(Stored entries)
--- start ---

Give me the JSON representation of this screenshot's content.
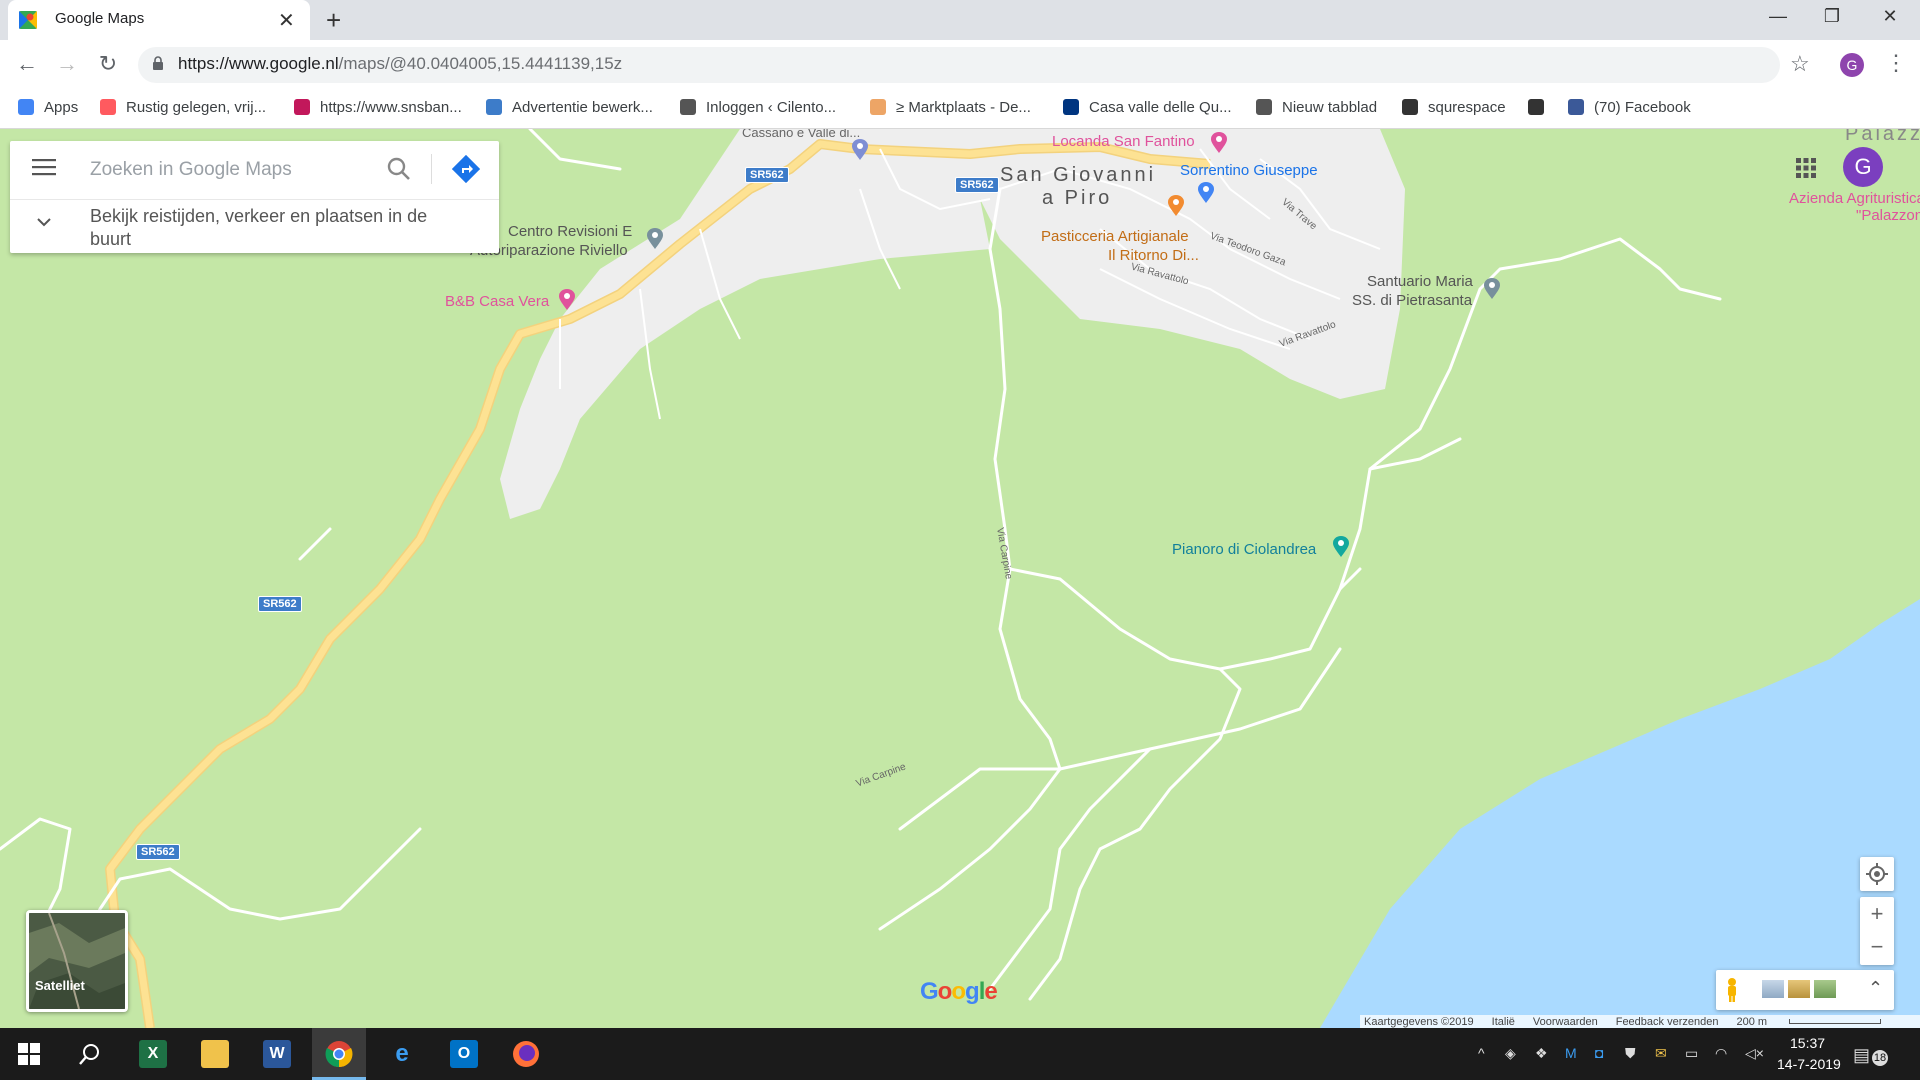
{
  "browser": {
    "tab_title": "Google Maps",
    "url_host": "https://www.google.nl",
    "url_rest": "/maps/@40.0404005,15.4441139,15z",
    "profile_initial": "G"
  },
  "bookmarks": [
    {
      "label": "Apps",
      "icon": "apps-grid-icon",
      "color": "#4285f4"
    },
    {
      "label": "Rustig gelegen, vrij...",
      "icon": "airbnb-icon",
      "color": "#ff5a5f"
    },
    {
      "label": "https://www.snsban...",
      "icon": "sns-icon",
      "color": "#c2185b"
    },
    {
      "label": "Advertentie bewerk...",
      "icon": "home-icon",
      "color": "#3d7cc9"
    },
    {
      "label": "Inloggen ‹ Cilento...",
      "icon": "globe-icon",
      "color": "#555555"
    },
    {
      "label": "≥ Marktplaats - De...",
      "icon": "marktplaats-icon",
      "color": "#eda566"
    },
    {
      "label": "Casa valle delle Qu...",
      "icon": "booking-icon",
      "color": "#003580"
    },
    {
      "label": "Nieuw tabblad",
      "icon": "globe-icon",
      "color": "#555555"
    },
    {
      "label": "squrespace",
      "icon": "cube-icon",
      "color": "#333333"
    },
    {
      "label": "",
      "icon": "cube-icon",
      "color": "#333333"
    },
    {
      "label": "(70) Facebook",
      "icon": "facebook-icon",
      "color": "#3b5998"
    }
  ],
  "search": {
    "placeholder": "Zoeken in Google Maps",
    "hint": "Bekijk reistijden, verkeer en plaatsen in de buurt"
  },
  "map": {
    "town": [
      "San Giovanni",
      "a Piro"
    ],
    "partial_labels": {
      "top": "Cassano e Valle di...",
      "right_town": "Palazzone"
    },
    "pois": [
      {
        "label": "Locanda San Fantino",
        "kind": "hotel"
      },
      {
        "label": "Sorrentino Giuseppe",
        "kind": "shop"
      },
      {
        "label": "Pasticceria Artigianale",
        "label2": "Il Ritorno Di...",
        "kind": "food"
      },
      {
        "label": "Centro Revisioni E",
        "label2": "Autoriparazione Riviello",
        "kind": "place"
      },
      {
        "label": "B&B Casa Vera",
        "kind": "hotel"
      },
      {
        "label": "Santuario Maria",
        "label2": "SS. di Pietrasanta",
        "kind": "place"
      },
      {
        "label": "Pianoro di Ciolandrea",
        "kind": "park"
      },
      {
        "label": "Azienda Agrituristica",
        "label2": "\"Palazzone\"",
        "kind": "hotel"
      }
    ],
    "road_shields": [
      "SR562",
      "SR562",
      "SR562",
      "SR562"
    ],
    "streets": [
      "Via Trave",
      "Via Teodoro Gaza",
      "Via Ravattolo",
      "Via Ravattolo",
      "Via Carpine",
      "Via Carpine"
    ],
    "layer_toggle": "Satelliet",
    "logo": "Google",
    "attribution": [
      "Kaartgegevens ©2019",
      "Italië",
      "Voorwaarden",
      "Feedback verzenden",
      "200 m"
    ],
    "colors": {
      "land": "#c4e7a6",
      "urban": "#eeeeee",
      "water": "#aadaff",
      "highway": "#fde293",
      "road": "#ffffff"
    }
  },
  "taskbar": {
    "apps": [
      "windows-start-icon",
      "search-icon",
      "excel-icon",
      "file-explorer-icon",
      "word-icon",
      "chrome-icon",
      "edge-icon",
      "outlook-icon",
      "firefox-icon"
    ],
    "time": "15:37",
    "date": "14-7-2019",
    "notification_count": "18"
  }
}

--- end ---
--- start ---

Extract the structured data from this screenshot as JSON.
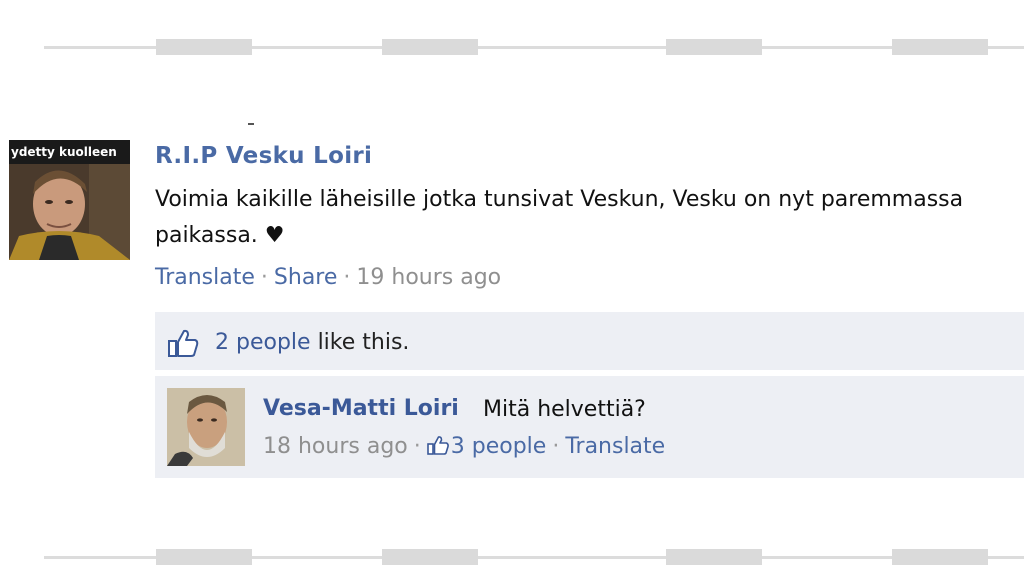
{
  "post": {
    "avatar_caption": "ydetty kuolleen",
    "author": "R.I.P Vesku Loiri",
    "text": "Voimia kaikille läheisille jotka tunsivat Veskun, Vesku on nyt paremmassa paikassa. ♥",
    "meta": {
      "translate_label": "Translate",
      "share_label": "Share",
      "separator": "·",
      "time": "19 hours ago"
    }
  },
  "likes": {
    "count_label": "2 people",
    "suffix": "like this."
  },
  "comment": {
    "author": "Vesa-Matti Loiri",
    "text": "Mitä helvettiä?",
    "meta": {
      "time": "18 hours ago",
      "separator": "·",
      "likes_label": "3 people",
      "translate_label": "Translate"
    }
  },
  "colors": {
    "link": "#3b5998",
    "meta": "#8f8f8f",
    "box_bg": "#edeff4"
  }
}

--- end ---
--- start ---

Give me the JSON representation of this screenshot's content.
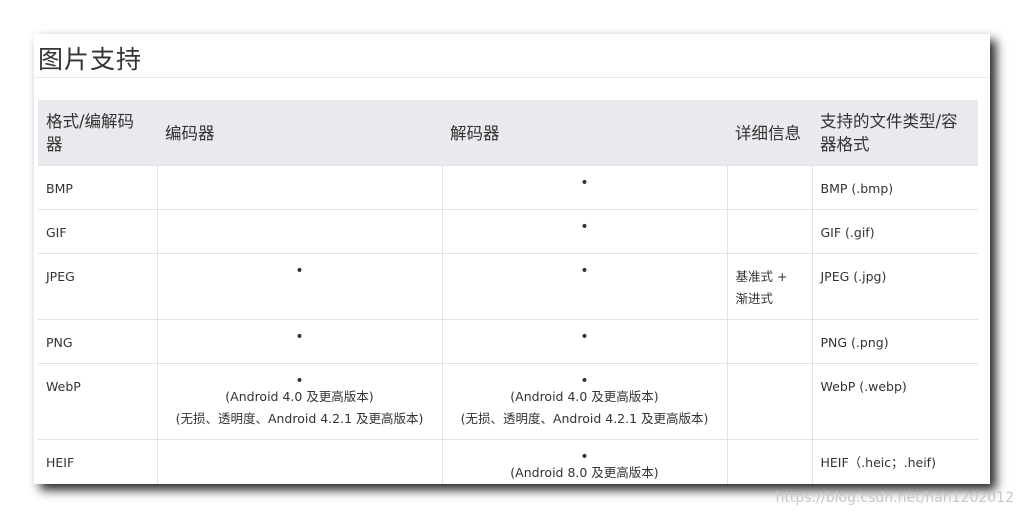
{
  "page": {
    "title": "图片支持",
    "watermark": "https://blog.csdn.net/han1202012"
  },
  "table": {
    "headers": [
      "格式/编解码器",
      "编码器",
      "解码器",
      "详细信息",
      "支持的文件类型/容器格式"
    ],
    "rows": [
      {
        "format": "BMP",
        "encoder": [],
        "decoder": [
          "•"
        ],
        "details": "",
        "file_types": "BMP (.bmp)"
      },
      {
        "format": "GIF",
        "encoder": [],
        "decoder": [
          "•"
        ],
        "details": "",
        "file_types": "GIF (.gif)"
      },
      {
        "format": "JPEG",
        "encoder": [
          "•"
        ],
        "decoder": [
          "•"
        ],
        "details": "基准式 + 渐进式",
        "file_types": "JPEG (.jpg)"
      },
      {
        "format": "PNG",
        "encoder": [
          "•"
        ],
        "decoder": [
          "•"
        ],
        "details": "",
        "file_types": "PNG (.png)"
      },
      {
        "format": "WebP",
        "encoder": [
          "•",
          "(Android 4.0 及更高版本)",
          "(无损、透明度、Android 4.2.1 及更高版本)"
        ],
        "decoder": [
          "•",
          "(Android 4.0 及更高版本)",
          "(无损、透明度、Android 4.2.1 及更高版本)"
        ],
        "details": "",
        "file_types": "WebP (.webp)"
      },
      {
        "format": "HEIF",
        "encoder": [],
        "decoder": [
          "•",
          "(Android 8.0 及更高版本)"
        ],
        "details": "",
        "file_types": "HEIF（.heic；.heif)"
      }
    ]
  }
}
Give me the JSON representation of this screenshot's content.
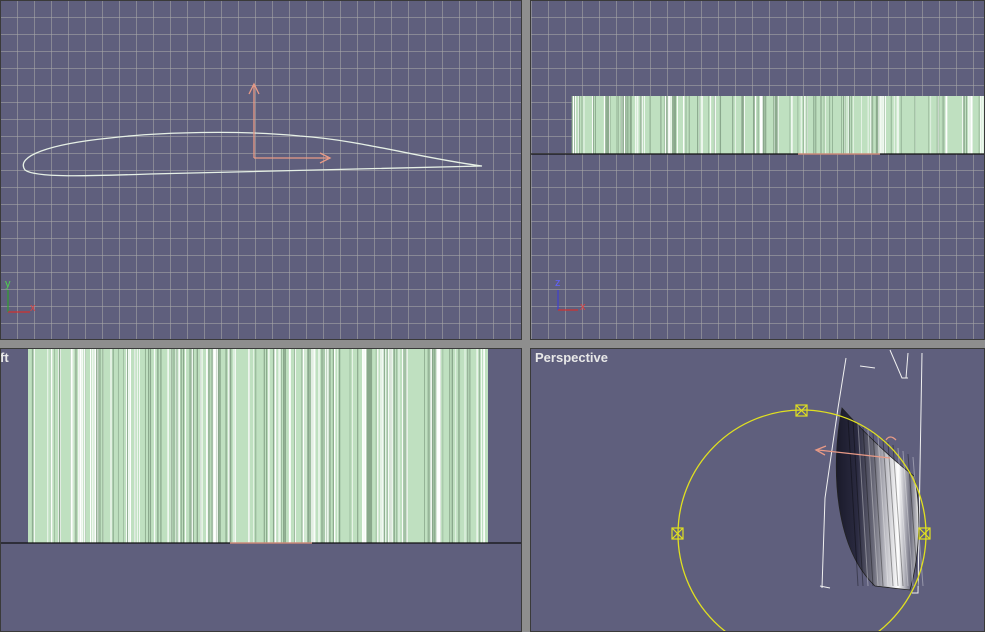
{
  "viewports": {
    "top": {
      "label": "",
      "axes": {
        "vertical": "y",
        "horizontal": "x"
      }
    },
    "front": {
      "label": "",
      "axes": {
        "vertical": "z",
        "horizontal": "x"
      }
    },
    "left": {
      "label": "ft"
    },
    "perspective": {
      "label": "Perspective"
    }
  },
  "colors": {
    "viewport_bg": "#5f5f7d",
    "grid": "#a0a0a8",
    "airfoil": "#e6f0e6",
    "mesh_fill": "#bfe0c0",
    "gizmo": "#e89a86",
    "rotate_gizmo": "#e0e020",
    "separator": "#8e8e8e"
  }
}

--- end ---

* [Short task]:
Return only the number of lines in the data above that include the word "text".

* [The result]:
2